** start Given entries **

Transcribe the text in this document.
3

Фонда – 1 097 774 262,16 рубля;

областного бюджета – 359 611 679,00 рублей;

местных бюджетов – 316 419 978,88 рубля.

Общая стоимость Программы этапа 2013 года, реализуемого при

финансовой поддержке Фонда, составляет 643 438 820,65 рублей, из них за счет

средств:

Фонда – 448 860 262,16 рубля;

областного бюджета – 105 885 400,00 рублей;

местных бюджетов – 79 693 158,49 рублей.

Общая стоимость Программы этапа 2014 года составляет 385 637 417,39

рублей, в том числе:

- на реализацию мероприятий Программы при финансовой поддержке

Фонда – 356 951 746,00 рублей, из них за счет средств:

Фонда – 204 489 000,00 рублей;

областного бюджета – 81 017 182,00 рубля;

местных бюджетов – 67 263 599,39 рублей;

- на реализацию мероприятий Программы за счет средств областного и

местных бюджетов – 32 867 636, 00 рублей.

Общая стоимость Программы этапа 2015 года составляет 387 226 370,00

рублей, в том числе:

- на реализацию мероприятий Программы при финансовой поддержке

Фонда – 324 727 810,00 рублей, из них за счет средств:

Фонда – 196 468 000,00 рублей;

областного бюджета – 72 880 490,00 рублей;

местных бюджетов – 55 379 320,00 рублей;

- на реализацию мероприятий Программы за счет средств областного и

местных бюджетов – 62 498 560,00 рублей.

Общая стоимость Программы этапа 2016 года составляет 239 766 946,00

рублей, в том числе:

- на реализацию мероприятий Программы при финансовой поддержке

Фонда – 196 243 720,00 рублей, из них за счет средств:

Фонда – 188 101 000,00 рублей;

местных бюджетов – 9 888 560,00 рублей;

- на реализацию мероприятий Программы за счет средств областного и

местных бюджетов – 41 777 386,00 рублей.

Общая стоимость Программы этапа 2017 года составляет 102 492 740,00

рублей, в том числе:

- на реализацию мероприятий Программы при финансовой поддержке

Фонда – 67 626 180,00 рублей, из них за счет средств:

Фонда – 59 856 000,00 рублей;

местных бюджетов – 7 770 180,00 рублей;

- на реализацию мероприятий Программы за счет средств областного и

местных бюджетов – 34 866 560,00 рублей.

** end Given entries **

* [Problem statement]:
Retype every entry above, word for word.

* [Full output]:
Transcribe the text in this document.
3

Фонда – 1 097 774 262,16 рубля;

областного бюджета – 359 611 679,00 рублей;

местных бюджетов – 316 419 978,88 рубля.

Общая стоимость Программы этапа 2013 года, реализуемого при

финансовой поддержке Фонда, составляет 643 438 820,65 рублей, из них за счет

средств:

Фонда – 448 860 262,16 рубля;

областного бюджета – 105 885 400,00 рублей;

местных бюджетов – 79 693 158,49 рублей.

Общая стоимость Программы этапа 2014 года составляет 385 637 417,39

рублей, в том числе:

- на реализацию мероприятий Программы при финансовой поддержке

Фонда – 356 951 746,00 рублей, из них за счет средств:

Фонда – 204 489 000,00 рублей;

областного бюджета – 81 017 182,00 рубля;

местных бюджетов – 67 263 599,39 рублей;

- на реализацию мероприятий Программы за счет средств областного и

местных бюджетов – 32 867 636, 00 рублей.

Общая стоимость Программы этапа 2015 года составляет 387 226 370,00

рублей, в том числе:

- на реализацию мероприятий Программы при финансовой поддержке

Фонда – 324 727 810,00 рублей, из них за счет средств:

Фонда – 196 468 000,00 рублей;

областного бюджета – 72 880 490,00 рублей;

местных бюджетов – 55 379 320,00 рублей;

- на реализацию мероприятий Программы за счет средств областного и

местных бюджетов – 62 498 560,00 рублей.

Общая стоимость Программы этапа 2016 года составляет 239 766 946,00

рублей, в том числе:

- на реализацию мероприятий Программы при финансовой поддержке

Фонда – 196 243 720,00 рублей, из них за счет средств:

Фонда – 188 101 000,00 рублей;

местных бюджетов – 9 888 560,00 рублей;

- на реализацию мероприятий Программы за счет средств областного и

местных бюджетов – 41 777 386,00 рублей.

Общая стоимость Программы этапа 2017 года составляет 102 492 740,00

рублей, в том числе:

- на реализацию мероприятий Программы при финансовой поддержке

Фонда – 67 626 180,00 рублей, из них за счет средств:

Фонда – 59 856 000,00 рублей;

местных бюджетов – 7 770 180,00 рублей;

- на реализацию мероприятий Программы за счет средств областного и

местных бюджетов – 34 866 560,00 рублей.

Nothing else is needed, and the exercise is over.